Goal: In the entries below, identify every line with the string "Жылдың" and copy it.

Material provided:
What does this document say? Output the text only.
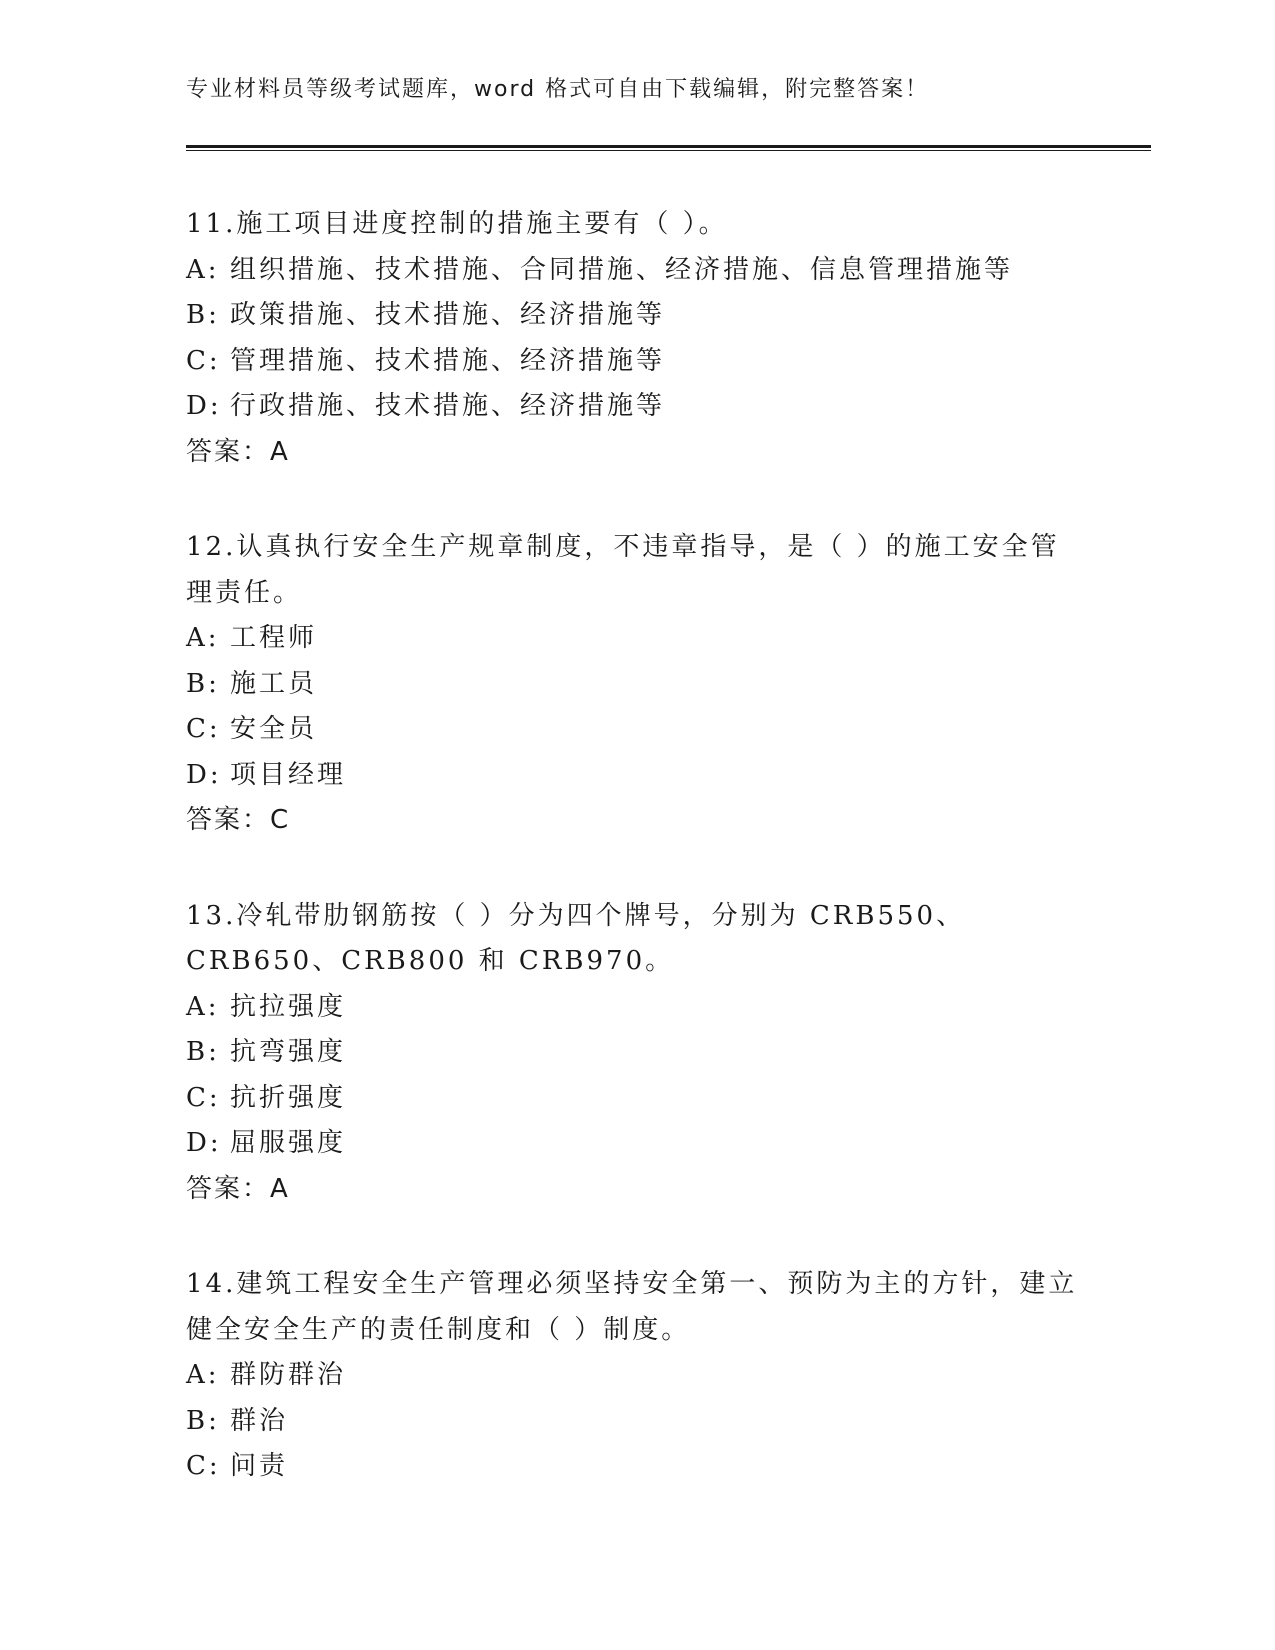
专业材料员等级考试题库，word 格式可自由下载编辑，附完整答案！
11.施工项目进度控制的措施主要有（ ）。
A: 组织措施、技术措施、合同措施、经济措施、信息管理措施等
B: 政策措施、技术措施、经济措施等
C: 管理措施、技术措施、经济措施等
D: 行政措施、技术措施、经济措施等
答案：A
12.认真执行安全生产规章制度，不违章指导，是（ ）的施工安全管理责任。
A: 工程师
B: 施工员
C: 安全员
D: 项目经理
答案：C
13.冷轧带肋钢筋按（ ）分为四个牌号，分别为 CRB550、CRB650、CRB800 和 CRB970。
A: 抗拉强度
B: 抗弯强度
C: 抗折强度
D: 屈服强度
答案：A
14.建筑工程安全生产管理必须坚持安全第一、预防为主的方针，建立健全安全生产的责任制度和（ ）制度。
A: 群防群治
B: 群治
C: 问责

* * *

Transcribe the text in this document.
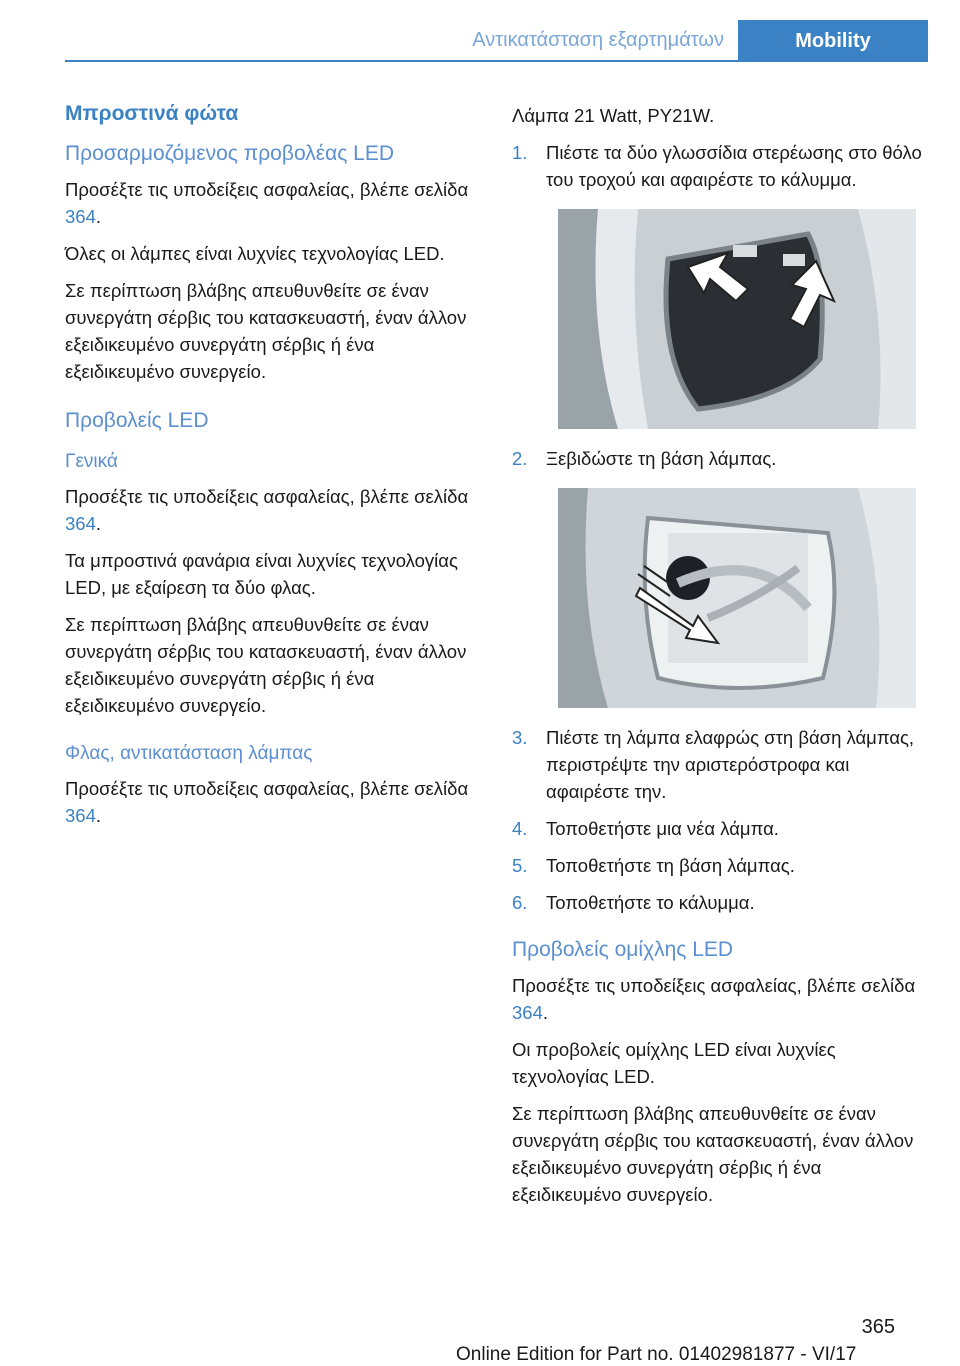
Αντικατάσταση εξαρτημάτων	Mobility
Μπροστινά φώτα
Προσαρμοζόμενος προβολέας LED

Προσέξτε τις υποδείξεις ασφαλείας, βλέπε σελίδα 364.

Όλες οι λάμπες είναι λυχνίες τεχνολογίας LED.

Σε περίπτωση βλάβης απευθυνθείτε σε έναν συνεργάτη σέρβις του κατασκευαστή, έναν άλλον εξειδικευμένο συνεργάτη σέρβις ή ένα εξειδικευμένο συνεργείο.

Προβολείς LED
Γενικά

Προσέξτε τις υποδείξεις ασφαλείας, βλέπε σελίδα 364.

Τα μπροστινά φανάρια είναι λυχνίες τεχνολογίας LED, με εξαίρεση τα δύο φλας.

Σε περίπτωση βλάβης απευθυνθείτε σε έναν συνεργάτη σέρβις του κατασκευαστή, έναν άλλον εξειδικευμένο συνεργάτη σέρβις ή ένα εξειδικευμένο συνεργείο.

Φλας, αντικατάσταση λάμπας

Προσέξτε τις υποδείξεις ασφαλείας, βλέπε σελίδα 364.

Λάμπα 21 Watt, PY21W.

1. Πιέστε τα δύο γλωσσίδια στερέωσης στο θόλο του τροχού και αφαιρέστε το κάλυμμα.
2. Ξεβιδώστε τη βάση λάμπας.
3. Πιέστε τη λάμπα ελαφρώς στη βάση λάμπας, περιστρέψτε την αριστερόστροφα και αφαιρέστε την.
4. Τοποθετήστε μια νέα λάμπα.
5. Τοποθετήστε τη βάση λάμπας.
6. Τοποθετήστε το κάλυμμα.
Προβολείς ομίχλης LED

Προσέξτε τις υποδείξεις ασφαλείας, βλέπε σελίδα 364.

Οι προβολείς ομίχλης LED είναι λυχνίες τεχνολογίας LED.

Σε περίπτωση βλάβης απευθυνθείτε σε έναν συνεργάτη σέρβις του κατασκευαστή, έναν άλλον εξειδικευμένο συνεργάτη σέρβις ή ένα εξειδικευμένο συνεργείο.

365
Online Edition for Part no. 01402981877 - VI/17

--

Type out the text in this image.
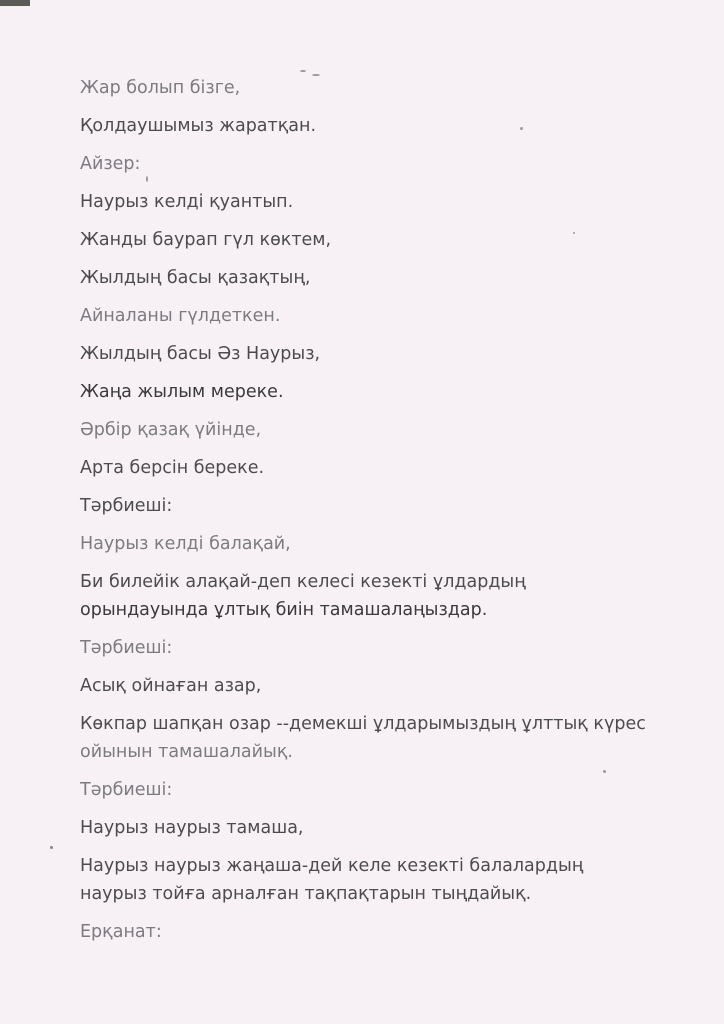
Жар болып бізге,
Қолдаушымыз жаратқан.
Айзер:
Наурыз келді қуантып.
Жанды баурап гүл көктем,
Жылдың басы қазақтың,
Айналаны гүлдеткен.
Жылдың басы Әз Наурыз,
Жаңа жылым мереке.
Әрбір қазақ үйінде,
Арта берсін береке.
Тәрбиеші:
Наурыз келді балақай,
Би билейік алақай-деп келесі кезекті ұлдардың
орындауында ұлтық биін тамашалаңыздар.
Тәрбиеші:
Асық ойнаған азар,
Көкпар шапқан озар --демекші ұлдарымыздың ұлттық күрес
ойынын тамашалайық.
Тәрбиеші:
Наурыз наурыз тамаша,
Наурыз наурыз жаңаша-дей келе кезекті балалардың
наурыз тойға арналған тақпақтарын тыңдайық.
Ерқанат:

The completed task:
Жылдың басы қазақтың,
Жылдың басы Әз Наурыз,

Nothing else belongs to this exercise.